# MATERIALS PROVIDED
────
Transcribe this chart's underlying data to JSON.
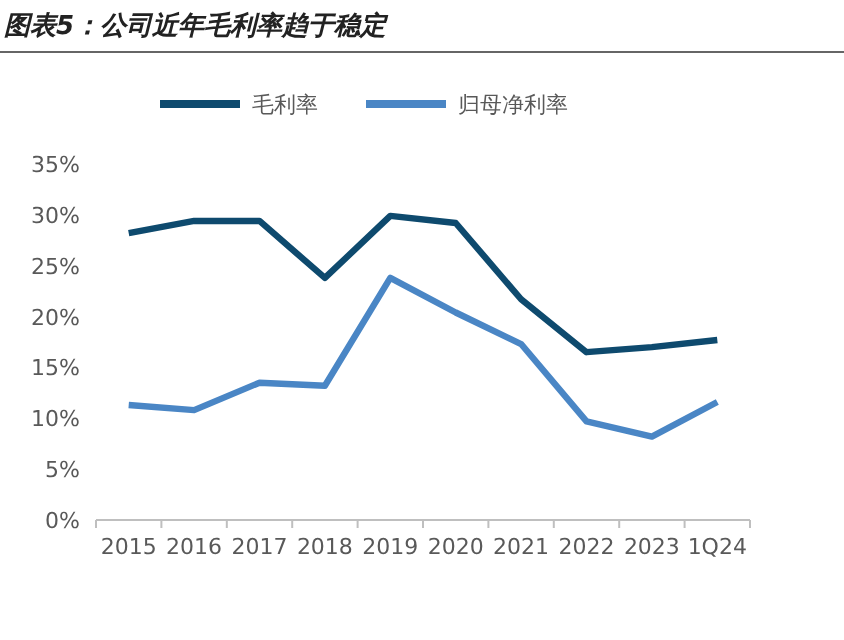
{
  "chart_data": {
    "type": "line",
    "title": "图表5：公司近年毛利率趋于稳定",
    "categories": [
      "2015",
      "2016",
      "2017",
      "2018",
      "2019",
      "2020",
      "2021",
      "2022",
      "2023",
      "1Q24"
    ],
    "series": [
      {
        "name": "毛利率",
        "color": "#0e4a6e",
        "values": [
          28.2,
          29.4,
          29.4,
          23.8,
          29.9,
          29.2,
          21.7,
          16.5,
          17.0,
          17.7
        ]
      },
      {
        "name": "归母净利率",
        "color": "#4a86c5",
        "values": [
          11.3,
          10.8,
          13.5,
          13.2,
          23.8,
          20.4,
          17.3,
          9.7,
          8.2,
          11.6
        ]
      }
    ],
    "ylim": [
      0,
      35
    ],
    "yticks": [
      {
        "value": 0,
        "label": "0%"
      },
      {
        "value": 5,
        "label": "5%"
      },
      {
        "value": 10,
        "label": "10%"
      },
      {
        "value": 15,
        "label": "15%"
      },
      {
        "value": 20,
        "label": "20%"
      },
      {
        "value": 25,
        "label": "25%"
      },
      {
        "value": 30,
        "label": "30%"
      },
      {
        "value": 35,
        "label": "35%"
      }
    ],
    "grid": false,
    "legend": "top",
    "marker": "none",
    "line_style": "solid"
  }
}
────
# WHAT YOU NEED TO DO
Retype the listing exactly. Pictures do not belong in the copy.

# ANSWER IN FULL
Transcribe this chart's underlying data to JSON.
{
  "chart_data": {
    "type": "line",
    "title": "图表5：公司近年毛利率趋于稳定",
    "categories": [
      "2015",
      "2016",
      "2017",
      "2018",
      "2019",
      "2020",
      "2021",
      "2022",
      "2023",
      "1Q24"
    ],
    "series": [
      {
        "name": "毛利率",
        "color": "#0e4a6e",
        "values": [
          28.2,
          29.4,
          29.4,
          23.8,
          29.9,
          29.2,
          21.7,
          16.5,
          17.0,
          17.7
        ]
      },
      {
        "name": "归母净利率",
        "color": "#4a86c5",
        "values": [
          11.3,
          10.8,
          13.5,
          13.2,
          23.8,
          20.4,
          17.3,
          9.7,
          8.2,
          11.6
        ]
      }
    ],
    "ylim": [
      0,
      35
    ],
    "yticks": [
      {
        "value": 0,
        "label": "0%"
      },
      {
        "value": 5,
        "label": "5%"
      },
      {
        "value": 10,
        "label": "10%"
      },
      {
        "value": 15,
        "label": "15%"
      },
      {
        "value": 20,
        "label": "20%"
      },
      {
        "value": 25,
        "label": "25%"
      },
      {
        "value": 30,
        "label": "30%"
      },
      {
        "value": 35,
        "label": "35%"
      }
    ],
    "grid": false,
    "legend": "top",
    "marker": "none",
    "line_style": "solid"
  }
}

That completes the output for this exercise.